(Data records)
################

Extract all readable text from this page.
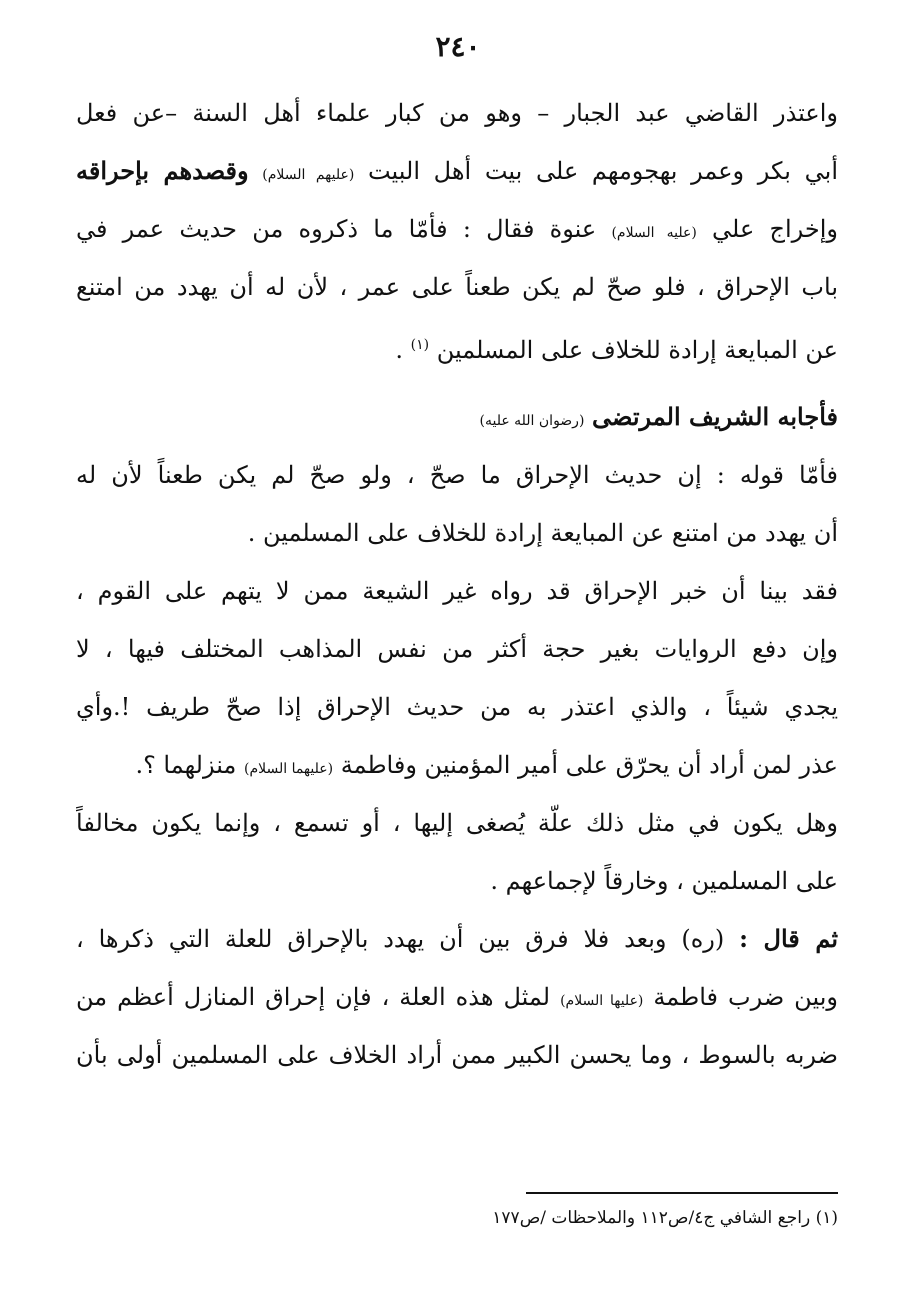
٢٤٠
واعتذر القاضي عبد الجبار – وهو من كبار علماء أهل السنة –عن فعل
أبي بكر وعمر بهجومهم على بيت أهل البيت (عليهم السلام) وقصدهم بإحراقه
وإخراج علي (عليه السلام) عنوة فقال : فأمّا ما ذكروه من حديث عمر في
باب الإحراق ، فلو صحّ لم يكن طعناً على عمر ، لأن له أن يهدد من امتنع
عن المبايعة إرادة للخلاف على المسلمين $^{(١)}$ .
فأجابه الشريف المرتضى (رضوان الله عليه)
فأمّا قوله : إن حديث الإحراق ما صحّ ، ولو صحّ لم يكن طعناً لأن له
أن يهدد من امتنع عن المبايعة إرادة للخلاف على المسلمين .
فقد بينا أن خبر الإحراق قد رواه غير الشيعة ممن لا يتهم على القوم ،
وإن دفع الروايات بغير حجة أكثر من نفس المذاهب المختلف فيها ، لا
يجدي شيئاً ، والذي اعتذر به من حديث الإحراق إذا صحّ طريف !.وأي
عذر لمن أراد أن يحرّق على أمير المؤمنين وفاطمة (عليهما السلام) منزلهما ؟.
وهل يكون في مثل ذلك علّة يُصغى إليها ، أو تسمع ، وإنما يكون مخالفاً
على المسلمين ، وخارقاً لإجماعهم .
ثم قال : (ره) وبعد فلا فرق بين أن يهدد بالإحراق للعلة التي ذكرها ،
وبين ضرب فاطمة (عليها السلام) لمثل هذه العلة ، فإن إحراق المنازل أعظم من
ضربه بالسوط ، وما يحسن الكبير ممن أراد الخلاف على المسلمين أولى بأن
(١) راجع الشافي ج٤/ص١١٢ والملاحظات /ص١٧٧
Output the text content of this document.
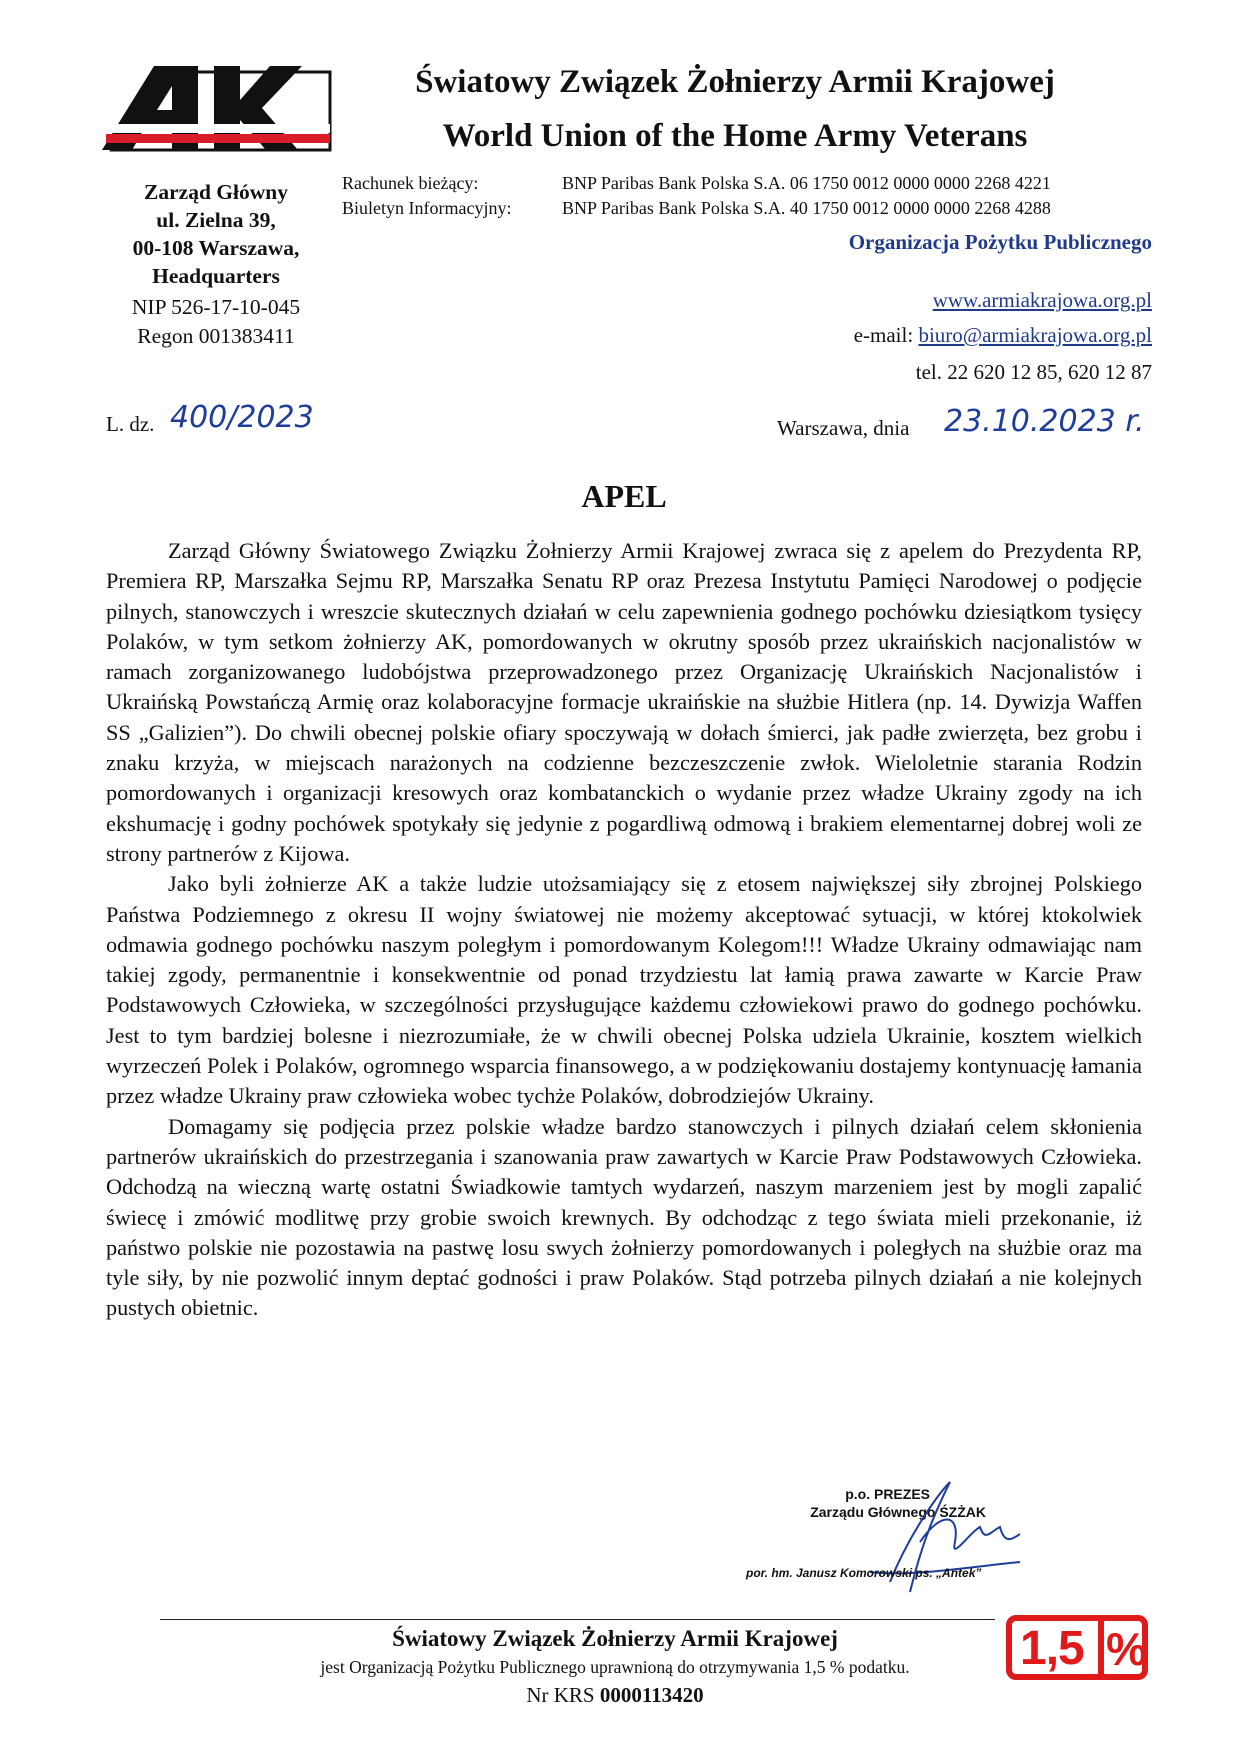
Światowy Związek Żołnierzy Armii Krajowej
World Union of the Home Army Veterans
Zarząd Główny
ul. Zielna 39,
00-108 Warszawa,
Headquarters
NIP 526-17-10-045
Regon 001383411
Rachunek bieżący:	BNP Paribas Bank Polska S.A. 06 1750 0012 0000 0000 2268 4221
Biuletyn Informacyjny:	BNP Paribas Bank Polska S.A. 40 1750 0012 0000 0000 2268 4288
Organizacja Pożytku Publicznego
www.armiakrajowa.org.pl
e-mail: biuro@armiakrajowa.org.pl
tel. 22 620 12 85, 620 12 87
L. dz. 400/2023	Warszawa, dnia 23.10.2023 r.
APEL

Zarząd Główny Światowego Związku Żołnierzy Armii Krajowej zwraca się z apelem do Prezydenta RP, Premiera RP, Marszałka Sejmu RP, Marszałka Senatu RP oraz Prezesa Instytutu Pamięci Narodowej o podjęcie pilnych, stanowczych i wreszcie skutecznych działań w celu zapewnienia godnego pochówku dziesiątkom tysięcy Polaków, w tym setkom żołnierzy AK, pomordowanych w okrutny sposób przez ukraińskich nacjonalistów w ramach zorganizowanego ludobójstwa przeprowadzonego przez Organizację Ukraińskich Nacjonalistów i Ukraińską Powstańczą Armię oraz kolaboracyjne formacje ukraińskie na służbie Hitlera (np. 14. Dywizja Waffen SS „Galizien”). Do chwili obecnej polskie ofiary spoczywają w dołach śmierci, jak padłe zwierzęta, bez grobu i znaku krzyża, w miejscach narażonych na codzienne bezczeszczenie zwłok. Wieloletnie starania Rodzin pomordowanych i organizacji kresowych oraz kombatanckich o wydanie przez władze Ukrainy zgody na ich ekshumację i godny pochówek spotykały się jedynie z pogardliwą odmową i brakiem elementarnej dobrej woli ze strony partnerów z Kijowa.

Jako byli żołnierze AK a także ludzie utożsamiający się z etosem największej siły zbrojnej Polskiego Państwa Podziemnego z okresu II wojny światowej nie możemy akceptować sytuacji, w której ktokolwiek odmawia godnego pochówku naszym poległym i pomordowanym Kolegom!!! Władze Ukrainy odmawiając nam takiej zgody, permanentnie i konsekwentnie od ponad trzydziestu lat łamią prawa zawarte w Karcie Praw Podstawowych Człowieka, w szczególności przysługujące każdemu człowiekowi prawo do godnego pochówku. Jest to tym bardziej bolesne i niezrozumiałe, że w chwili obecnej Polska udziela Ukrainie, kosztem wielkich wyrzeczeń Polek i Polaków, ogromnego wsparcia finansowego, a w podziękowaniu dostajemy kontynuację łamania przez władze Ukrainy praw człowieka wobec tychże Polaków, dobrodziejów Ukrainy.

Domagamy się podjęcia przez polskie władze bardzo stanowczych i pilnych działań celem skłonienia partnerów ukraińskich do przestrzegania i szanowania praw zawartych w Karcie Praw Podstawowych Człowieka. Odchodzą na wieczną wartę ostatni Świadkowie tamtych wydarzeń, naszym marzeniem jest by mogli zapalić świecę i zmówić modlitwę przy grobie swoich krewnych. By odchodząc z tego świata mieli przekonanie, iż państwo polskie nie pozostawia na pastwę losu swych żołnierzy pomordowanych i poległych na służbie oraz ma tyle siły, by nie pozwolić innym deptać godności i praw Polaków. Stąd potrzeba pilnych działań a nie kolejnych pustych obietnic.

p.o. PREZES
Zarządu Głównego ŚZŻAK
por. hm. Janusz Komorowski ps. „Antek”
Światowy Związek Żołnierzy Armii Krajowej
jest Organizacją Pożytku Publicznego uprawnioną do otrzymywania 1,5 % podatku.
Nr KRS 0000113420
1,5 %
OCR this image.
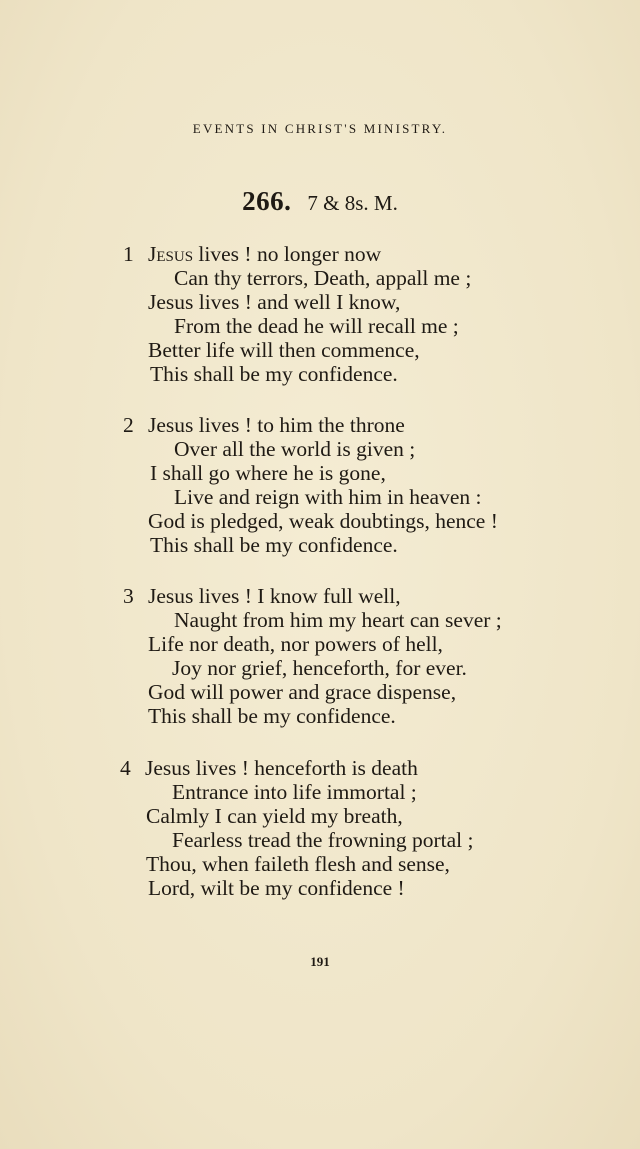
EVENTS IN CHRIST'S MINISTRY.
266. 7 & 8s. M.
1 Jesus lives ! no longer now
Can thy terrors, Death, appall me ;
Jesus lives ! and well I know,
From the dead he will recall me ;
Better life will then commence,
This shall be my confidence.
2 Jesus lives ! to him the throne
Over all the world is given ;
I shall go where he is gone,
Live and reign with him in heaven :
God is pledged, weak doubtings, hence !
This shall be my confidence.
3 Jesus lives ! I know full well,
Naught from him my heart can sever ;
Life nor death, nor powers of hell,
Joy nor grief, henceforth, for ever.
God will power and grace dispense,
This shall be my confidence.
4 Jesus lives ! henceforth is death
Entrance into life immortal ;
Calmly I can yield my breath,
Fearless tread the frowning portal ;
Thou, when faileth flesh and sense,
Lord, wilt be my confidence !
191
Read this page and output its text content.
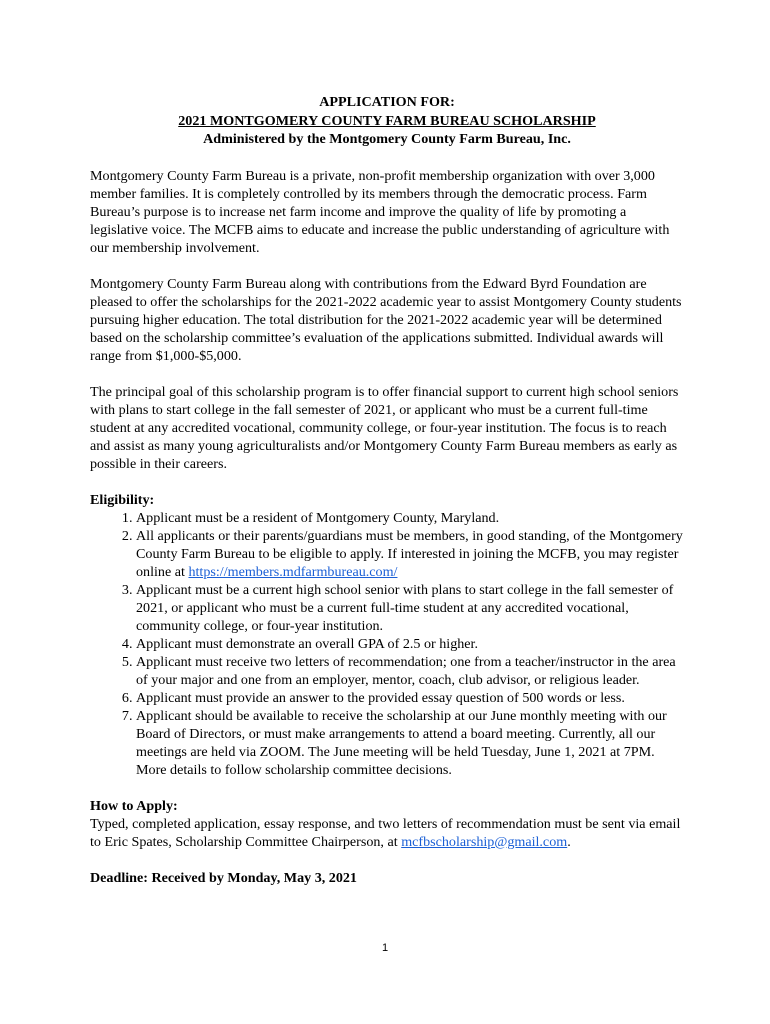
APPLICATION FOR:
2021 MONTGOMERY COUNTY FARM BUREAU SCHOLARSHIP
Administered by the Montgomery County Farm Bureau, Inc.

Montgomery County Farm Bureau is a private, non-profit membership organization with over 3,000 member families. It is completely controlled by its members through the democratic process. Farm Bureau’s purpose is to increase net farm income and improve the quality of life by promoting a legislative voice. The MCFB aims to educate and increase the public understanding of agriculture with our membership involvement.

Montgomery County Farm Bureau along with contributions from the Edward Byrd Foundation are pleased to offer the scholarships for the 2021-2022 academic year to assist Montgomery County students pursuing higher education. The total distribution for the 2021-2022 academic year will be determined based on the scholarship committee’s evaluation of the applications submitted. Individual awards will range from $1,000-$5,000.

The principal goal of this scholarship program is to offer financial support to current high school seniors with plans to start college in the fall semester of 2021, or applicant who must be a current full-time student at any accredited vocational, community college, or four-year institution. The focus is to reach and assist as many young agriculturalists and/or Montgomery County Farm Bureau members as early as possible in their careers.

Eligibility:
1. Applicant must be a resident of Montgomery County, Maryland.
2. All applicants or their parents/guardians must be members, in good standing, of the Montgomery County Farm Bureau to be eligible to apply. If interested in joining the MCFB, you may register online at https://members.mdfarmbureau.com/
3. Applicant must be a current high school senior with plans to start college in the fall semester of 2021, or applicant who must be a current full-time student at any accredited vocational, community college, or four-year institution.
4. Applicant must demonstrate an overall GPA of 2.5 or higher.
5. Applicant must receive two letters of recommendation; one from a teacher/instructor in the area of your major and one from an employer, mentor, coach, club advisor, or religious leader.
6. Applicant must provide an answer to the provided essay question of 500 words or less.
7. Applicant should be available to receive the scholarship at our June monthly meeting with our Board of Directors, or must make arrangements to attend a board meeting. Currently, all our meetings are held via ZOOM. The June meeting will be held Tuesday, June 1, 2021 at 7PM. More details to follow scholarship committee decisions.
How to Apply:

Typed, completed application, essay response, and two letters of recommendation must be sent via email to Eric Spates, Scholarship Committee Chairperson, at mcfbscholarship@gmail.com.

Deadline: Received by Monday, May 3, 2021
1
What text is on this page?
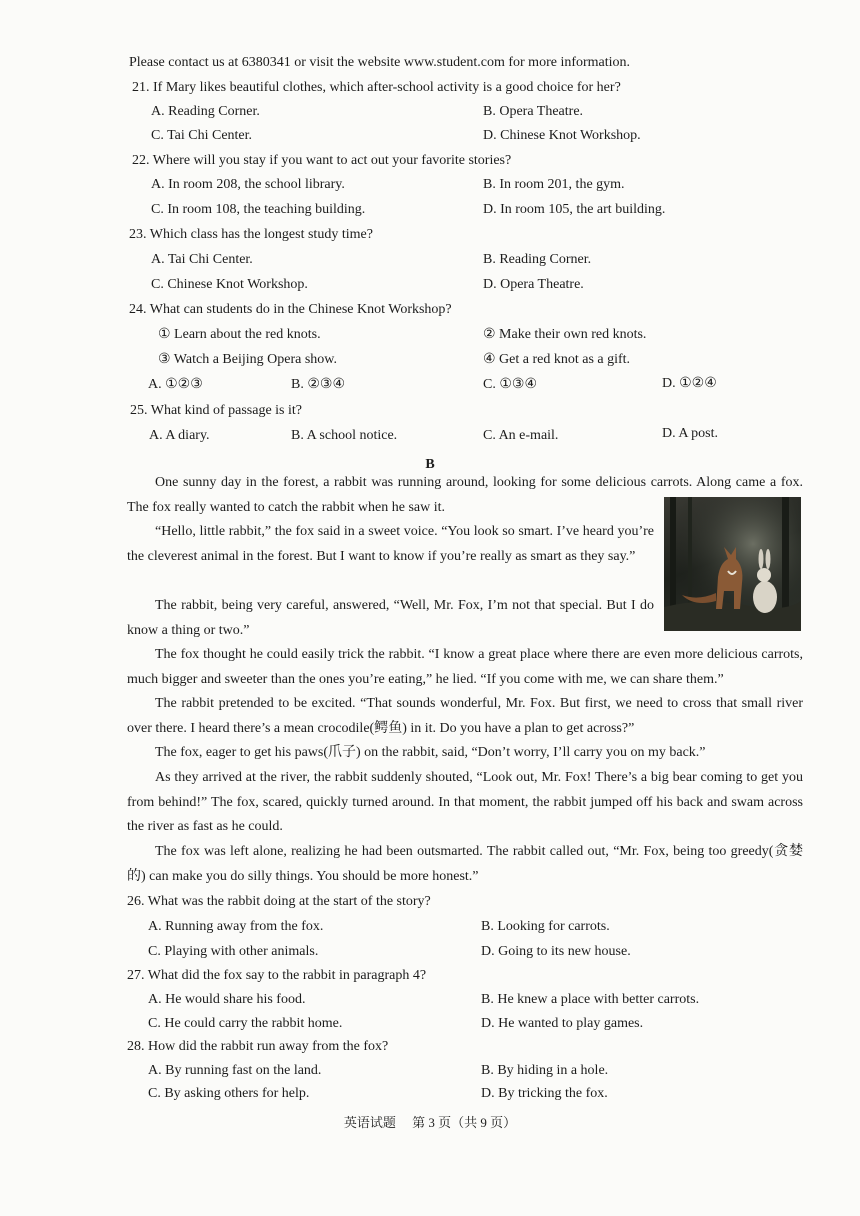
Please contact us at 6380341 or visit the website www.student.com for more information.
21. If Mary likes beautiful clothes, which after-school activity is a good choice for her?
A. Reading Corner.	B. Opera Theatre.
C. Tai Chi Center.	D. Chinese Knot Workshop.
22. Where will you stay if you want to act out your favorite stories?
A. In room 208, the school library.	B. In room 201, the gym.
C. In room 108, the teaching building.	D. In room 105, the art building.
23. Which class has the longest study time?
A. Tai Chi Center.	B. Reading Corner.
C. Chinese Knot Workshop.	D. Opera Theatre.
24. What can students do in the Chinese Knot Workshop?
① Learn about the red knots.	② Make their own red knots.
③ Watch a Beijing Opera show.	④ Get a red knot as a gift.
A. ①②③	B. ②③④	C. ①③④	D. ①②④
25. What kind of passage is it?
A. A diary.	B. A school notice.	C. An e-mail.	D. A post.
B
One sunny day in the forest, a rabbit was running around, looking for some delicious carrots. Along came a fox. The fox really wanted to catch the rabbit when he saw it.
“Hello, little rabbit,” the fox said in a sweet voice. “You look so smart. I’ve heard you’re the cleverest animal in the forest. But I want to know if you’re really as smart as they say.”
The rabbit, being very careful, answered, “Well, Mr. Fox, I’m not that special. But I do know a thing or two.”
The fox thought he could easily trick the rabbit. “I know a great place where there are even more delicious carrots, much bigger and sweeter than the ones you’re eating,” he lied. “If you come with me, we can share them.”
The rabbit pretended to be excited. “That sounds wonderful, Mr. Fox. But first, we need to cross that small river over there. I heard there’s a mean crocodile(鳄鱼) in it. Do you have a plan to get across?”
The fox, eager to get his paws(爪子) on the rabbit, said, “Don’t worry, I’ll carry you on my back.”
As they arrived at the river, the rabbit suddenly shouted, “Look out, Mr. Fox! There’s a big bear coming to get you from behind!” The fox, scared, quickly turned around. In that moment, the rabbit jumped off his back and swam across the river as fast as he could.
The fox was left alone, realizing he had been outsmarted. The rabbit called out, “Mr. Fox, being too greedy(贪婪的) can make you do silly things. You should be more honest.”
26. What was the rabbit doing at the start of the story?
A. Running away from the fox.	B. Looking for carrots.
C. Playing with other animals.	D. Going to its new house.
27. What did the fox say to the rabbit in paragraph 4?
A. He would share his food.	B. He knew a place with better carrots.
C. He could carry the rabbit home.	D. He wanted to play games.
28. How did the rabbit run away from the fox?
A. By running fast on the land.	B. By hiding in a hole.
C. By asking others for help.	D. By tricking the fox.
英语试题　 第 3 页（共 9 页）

################

• _WHAT IS REQUIRED_
Show every line above in which the word "semester" occurs.

• _RESULT_
The principal goal of this scholarship program is to offer financial support to current high school seniors with plans to start college in the fall semester of 2021, or applicant who must be a current full-time student at any accredited vocational, community college, or four-year institution. The focus is to reach and assist as many young agriculturalists and/or Montgomery County Farm Bureau members as early as possible in their careers.
3. Applicant must be a current high school senior with plans to start college in the fall semester of 2021, or applicant who must be a current full-time student at any accredited vocational, community college, or four-year institution.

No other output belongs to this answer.